(Extracts from a graphics dataset)

--- start ---

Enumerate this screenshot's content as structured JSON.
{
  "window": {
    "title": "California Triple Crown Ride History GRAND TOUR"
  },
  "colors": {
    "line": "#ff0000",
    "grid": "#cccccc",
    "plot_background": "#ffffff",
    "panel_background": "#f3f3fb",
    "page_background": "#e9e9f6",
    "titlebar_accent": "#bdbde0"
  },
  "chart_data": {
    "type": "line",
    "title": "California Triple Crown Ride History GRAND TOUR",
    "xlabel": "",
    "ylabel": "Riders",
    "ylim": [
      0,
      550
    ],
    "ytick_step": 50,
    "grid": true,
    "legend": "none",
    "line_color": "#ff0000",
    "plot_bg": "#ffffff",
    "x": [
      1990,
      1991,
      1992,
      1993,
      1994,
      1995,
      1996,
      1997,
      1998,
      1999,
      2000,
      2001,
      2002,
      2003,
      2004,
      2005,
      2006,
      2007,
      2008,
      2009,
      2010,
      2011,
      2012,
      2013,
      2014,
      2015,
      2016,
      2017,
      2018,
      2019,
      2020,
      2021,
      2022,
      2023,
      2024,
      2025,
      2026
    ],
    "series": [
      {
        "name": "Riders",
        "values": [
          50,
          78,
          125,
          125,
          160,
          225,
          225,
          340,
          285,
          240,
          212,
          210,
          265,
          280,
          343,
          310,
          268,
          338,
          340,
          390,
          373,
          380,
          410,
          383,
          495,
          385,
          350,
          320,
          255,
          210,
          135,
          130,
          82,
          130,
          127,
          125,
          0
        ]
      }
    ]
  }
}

--- end ---

* _Your objective_: Show every line above in which the word "GRAND" occurs.

* _Written response_:
    "title": "California Triple Crown Ride History GRAND TOUR"
    "title": "California Triple Crown Ride History GRAND TOUR",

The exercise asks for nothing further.